• Given instruction
All of the records listed below should be retyped exactly.

• Data items
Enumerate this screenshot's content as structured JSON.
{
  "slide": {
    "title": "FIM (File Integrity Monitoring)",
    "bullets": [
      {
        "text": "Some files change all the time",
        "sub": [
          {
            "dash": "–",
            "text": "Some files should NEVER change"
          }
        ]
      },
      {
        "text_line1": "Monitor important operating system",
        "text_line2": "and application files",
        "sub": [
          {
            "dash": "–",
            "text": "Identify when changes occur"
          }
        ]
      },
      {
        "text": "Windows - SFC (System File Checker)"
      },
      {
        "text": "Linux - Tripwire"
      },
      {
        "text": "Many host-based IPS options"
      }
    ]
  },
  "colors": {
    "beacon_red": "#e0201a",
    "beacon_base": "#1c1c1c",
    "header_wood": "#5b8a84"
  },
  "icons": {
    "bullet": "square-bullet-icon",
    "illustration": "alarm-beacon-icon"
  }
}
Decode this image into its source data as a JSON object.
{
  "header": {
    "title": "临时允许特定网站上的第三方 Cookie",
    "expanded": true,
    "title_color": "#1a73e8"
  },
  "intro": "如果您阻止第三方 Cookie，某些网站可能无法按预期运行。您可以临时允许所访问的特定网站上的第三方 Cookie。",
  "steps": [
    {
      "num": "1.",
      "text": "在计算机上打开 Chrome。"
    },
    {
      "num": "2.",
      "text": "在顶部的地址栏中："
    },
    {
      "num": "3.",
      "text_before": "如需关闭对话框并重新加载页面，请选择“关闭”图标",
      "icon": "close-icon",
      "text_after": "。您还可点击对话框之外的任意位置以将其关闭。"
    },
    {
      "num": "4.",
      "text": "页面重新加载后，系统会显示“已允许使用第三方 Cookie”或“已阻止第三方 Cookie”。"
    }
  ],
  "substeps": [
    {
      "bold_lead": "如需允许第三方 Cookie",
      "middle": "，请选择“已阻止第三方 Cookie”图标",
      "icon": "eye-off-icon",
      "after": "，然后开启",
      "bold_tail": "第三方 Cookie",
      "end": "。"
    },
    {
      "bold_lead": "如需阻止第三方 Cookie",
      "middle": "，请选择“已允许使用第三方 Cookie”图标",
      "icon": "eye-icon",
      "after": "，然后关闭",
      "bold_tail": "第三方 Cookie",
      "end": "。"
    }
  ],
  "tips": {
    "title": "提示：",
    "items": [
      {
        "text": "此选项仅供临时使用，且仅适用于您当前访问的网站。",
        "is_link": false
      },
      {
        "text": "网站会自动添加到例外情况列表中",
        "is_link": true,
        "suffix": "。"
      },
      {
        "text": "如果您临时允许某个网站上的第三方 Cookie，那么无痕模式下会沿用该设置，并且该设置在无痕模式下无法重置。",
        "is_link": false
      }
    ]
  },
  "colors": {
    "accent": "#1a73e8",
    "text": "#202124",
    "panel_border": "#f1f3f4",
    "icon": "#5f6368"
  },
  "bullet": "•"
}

• Task answer
Enumerate this screenshot's content as structured JSON.
{
  "slide": {
    "title": "FIM (File Integrity Monitoring)",
    "bullets": [
      {
        "text": "Some files change all the time",
        "sub": [
          {
            "dash": "–",
            "text": "Some files should NEVER change"
          }
        ]
      },
      {
        "text_line1": "Monitor important operating system",
        "text_line2": "and application files",
        "sub": [
          {
            "dash": "–",
            "text": "Identify when changes occur"
          }
        ]
      },
      {
        "text": "Windows - SFC (System File Checker)"
      },
      {
        "text": "Linux - Tripwire"
      },
      {
        "text": "Many host-based IPS options"
      }
    ]
  },
  "colors": {
    "beacon_red": "#e0201a",
    "beacon_base": "#1c1c1c",
    "header_wood": "#5b8a84"
  },
  "icons": {
    "bullet": "square-bullet-icon",
    "illustration": "alarm-beacon-icon"
  }
}
Decode this image into its source data as a JSON object.
{
  "header": {
    "title": "临时允许特定网站上的第三方 Cookie",
    "expanded": true,
    "title_color": "#1a73e8"
  },
  "intro": "如果您阻止第三方 Cookie，某些网站可能无法按预期运行。您可以临时允许所访问的特定网站上的第三方 Cookie。",
  "steps": [
    {
      "num": "1.",
      "text": "在计算机上打开 Chrome。"
    },
    {
      "num": "2.",
      "text": "在顶部的地址栏中："
    },
    {
      "num": "3.",
      "text_before": "如需关闭对话框并重新加载页面，请选择“关闭”图标",
      "icon": "close-icon",
      "text_after": "。您还可点击对话框之外的任意位置以将其关闭。"
    },
    {
      "num": "4.",
      "text": "页面重新加载后，系统会显示“已允许使用第三方 Cookie”或“已阻止第三方 Cookie”。"
    }
  ],
  "substeps": [
    {
      "bold_lead": "如需允许第三方 Cookie",
      "middle": "，请选择“已阻止第三方 Cookie”图标",
      "icon": "eye-off-icon",
      "after": "，然后开启",
      "bold_tail": "第三方 Cookie",
      "end": "。"
    },
    {
      "bold_lead": "如需阻止第三方 Cookie",
      "middle": "，请选择“已允许使用第三方 Cookie”图标",
      "icon": "eye-icon",
      "after": "，然后关闭",
      "bold_tail": "第三方 Cookie",
      "end": "。"
    }
  ],
  "tips": {
    "title": "提示：",
    "items": [
      {
        "text": "此选项仅供临时使用，且仅适用于您当前访问的网站。",
        "is_link": false
      },
      {
        "text": "网站会自动添加到例外情况列表中",
        "is_link": true,
        "suffix": "。"
      },
      {
        "text": "如果您临时允许某个网站上的第三方 Cookie，那么无痕模式下会沿用该设置，并且该设置在无痕模式下无法重置。",
        "is_link": false
      }
    ]
  },
  "colors": {
    "accent": "#1a73e8",
    "text": "#202124",
    "panel_border": "#f1f3f4",
    "icon": "#5f6368"
  },
  "bullet": "•"
}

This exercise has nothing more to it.